Task goal:
Reproduce the full listing that appears beneath this instruction exactly.

Data to use:
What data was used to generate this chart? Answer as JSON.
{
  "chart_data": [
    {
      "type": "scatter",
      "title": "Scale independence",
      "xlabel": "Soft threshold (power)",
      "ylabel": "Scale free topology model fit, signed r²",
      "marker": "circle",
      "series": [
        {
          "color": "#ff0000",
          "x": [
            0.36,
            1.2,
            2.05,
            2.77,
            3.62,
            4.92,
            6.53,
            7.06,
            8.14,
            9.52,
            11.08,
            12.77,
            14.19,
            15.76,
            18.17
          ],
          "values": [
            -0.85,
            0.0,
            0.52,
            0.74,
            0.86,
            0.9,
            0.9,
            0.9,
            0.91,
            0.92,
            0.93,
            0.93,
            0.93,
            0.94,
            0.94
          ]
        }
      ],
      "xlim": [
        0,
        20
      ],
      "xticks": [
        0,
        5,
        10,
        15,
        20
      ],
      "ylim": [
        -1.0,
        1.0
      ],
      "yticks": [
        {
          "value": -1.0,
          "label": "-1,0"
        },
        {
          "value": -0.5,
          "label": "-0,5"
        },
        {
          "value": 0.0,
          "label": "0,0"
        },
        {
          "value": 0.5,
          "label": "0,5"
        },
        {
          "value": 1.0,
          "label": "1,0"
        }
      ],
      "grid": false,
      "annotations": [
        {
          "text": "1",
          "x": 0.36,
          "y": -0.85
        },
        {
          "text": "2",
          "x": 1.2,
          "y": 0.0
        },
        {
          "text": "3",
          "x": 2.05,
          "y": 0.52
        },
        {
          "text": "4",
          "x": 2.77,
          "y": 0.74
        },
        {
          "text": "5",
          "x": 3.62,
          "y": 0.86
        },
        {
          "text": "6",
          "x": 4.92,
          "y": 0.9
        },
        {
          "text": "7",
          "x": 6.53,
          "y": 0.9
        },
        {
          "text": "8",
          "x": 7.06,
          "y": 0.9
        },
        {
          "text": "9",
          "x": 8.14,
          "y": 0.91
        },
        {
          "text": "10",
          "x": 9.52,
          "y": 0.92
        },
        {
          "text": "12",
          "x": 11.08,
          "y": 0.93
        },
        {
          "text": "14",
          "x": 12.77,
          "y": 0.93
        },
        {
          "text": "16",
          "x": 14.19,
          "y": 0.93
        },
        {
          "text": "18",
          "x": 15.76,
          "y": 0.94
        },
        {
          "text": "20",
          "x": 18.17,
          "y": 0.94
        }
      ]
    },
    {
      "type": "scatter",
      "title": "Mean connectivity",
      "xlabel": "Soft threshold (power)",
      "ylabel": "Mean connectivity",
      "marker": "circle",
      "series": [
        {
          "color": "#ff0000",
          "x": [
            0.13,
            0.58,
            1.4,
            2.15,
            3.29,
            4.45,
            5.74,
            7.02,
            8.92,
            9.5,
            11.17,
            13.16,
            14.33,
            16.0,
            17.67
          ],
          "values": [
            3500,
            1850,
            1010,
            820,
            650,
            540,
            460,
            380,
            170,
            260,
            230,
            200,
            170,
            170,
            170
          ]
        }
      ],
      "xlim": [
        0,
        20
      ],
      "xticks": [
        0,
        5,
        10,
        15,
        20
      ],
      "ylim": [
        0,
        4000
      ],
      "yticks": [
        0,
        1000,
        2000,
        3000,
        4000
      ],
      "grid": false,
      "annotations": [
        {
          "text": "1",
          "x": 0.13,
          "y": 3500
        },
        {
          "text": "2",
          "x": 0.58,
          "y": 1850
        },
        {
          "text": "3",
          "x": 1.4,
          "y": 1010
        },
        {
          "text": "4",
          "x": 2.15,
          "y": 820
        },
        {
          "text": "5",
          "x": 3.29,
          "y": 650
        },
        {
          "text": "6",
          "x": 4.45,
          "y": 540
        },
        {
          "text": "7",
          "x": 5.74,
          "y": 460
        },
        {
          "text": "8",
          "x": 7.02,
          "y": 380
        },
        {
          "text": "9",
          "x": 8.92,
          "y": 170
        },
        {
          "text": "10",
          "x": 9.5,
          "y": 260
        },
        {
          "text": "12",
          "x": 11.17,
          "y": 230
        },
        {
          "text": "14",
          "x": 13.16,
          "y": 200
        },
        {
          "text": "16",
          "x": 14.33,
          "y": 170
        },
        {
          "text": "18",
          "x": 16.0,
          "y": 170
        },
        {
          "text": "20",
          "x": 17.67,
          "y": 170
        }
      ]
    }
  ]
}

Answer to this problem:
What data was used to generate this chart? Answer as JSON.
{
  "chart_data": [
    {
      "type": "scatter",
      "title": "Scale independence",
      "xlabel": "Soft threshold (power)",
      "ylabel": "Scale free topology model fit, signed r²",
      "marker": "circle",
      "series": [
        {
          "color": "#ff0000",
          "x": [
            0.36,
            1.2,
            2.05,
            2.77,
            3.62,
            4.92,
            6.53,
            7.06,
            8.14,
            9.52,
            11.08,
            12.77,
            14.19,
            15.76,
            18.17
          ],
          "values": [
            -0.85,
            0.0,
            0.52,
            0.74,
            0.86,
            0.9,
            0.9,
            0.9,
            0.91,
            0.92,
            0.93,
            0.93,
            0.93,
            0.94,
            0.94
          ]
        }
      ],
      "xlim": [
        0,
        20
      ],
      "xticks": [
        0,
        5,
        10,
        15,
        20
      ],
      "ylim": [
        -1.0,
        1.0
      ],
      "yticks": [
        {
          "value": -1.0,
          "label": "-1,0"
        },
        {
          "value": -0.5,
          "label": "-0,5"
        },
        {
          "value": 0.0,
          "label": "0,0"
        },
        {
          "value": 0.5,
          "label": "0,5"
        },
        {
          "value": 1.0,
          "label": "1,0"
        }
      ],
      "grid": false,
      "annotations": [
        {
          "text": "1",
          "x": 0.36,
          "y": -0.85
        },
        {
          "text": "2",
          "x": 1.2,
          "y": 0.0
        },
        {
          "text": "3",
          "x": 2.05,
          "y": 0.52
        },
        {
          "text": "4",
          "x": 2.77,
          "y": 0.74
        },
        {
          "text": "5",
          "x": 3.62,
          "y": 0.86
        },
        {
          "text": "6",
          "x": 4.92,
          "y": 0.9
        },
        {
          "text": "7",
          "x": 6.53,
          "y": 0.9
        },
        {
          "text": "8",
          "x": 7.06,
          "y": 0.9
        },
        {
          "text": "9",
          "x": 8.14,
          "y": 0.91
        },
        {
          "text": "10",
          "x": 9.52,
          "y": 0.92
        },
        {
          "text": "12",
          "x": 11.08,
          "y": 0.93
        },
        {
          "text": "14",
          "x": 12.77,
          "y": 0.93
        },
        {
          "text": "16",
          "x": 14.19,
          "y": 0.93
        },
        {
          "text": "18",
          "x": 15.76,
          "y": 0.94
        },
        {
          "text": "20",
          "x": 18.17,
          "y": 0.94
        }
      ]
    },
    {
      "type": "scatter",
      "title": "Mean connectivity",
      "xlabel": "Soft threshold (power)",
      "ylabel": "Mean connectivity",
      "marker": "circle",
      "series": [
        {
          "color": "#ff0000",
          "x": [
            0.13,
            0.58,
            1.4,
            2.15,
            3.29,
            4.45,
            5.74,
            7.02,
            8.92,
            9.5,
            11.17,
            13.16,
            14.33,
            16.0,
            17.67
          ],
          "values": [
            3500,
            1850,
            1010,
            820,
            650,
            540,
            460,
            380,
            170,
            260,
            230,
            200,
            170,
            170,
            170
          ]
        }
      ],
      "xlim": [
        0,
        20
      ],
      "xticks": [
        0,
        5,
        10,
        15,
        20
      ],
      "ylim": [
        0,
        4000
      ],
      "yticks": [
        0,
        1000,
        2000,
        3000,
        4000
      ],
      "grid": false,
      "annotations": [
        {
          "text": "1",
          "x": 0.13,
          "y": 3500
        },
        {
          "text": "2",
          "x": 0.58,
          "y": 1850
        },
        {
          "text": "3",
          "x": 1.4,
          "y": 1010
        },
        {
          "text": "4",
          "x": 2.15,
          "y": 820
        },
        {
          "text": "5",
          "x": 3.29,
          "y": 650
        },
        {
          "text": "6",
          "x": 4.45,
          "y": 540
        },
        {
          "text": "7",
          "x": 5.74,
          "y": 460
        },
        {
          "text": "8",
          "x": 7.02,
          "y": 380
        },
        {
          "text": "9",
          "x": 8.92,
          "y": 170
        },
        {
          "text": "10",
          "x": 9.5,
          "y": 260
        },
        {
          "text": "12",
          "x": 11.17,
          "y": 230
        },
        {
          "text": "14",
          "x": 13.16,
          "y": 200
        },
        {
          "text": "16",
          "x": 14.33,
          "y": 170
        },
        {
          "text": "18",
          "x": 16.0,
          "y": 170
        },
        {
          "text": "20",
          "x": 17.67,
          "y": 170
        }
      ]
    }
  ]
}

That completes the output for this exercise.